* _EXERCISE REQUIREMENTS_: In full and without alteration, give the listing again.
--- begin ---
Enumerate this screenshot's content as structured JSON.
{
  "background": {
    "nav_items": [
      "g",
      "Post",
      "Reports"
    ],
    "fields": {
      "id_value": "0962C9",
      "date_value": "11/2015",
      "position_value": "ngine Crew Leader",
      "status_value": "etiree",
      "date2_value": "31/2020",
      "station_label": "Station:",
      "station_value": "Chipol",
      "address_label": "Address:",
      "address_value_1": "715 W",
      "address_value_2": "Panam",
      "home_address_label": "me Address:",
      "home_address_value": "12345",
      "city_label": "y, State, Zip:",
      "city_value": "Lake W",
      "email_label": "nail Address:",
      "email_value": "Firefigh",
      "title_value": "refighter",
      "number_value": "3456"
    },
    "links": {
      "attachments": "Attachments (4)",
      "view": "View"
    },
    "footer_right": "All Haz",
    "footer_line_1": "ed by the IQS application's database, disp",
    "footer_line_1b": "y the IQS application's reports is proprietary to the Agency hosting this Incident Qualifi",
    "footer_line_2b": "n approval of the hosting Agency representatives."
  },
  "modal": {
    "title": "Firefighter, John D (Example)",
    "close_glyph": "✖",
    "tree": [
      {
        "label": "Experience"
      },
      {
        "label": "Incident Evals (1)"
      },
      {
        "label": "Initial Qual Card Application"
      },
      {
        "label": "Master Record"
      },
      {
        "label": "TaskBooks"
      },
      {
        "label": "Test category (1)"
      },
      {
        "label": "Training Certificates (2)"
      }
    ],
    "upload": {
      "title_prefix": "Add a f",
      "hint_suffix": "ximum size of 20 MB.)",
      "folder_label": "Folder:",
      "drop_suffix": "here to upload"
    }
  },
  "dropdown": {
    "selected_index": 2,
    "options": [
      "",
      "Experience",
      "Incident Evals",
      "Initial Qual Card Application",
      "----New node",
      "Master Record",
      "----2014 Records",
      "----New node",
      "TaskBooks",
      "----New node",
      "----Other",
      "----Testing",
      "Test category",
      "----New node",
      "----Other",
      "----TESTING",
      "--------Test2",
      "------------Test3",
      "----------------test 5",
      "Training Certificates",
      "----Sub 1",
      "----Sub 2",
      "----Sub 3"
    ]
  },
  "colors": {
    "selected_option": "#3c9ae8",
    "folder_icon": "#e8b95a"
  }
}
--- end ---
* _ANSWER_:
Enumerate this screenshot's content as structured JSON.
{
  "background": {
    "nav_items": [
      "g",
      "Post",
      "Reports"
    ],
    "fields": {
      "id_value": "0962C9",
      "date_value": "11/2015",
      "position_value": "ngine Crew Leader",
      "status_value": "etiree",
      "date2_value": "31/2020",
      "station_label": "Station:",
      "station_value": "Chipol",
      "address_label": "Address:",
      "address_value_1": "715 W",
      "address_value_2": "Panam",
      "home_address_label": "me Address:",
      "home_address_value": "12345",
      "city_label": "y, State, Zip:",
      "city_value": "Lake W",
      "email_label": "nail Address:",
      "email_value": "Firefigh",
      "title_value": "refighter",
      "number_value": "3456"
    },
    "links": {
      "attachments": "Attachments (4)",
      "view": "View"
    },
    "footer_right": "All Haz",
    "footer_line_1": "ed by the IQS application's database, disp",
    "footer_line_1b": "y the IQS application's reports is proprietary to the Agency hosting this Incident Qualifi",
    "footer_line_2b": "n approval of the hosting Agency representatives."
  },
  "modal": {
    "title": "Firefighter, John D (Example)",
    "close_glyph": "✖",
    "tree": [
      {
        "label": "Experience"
      },
      {
        "label": "Incident Evals (1)"
      },
      {
        "label": "Initial Qual Card Application"
      },
      {
        "label": "Master Record"
      },
      {
        "label": "TaskBooks"
      },
      {
        "label": "Test category (1)"
      },
      {
        "label": "Training Certificates (2)"
      }
    ],
    "upload": {
      "title_prefix": "Add a f",
      "hint_suffix": "ximum size of 20 MB.)",
      "folder_label": "Folder:",
      "drop_suffix": "here to upload"
    }
  },
  "dropdown": {
    "selected_index": 2,
    "options": [
      "",
      "Experience",
      "Incident Evals",
      "Initial Qual Card Application",
      "----New node",
      "Master Record",
      "----2014 Records",
      "----New node",
      "TaskBooks",
      "----New node",
      "----Other",
      "----Testing",
      "Test category",
      "----New node",
      "----Other",
      "----TESTING",
      "--------Test2",
      "------------Test3",
      "----------------test 5",
      "Training Certificates",
      "----Sub 1",
      "----Sub 2",
      "----Sub 3"
    ]
  },
  "colors": {
    "selected_option": "#3c9ae8",
    "folder_icon": "#e8b95a"
  }
}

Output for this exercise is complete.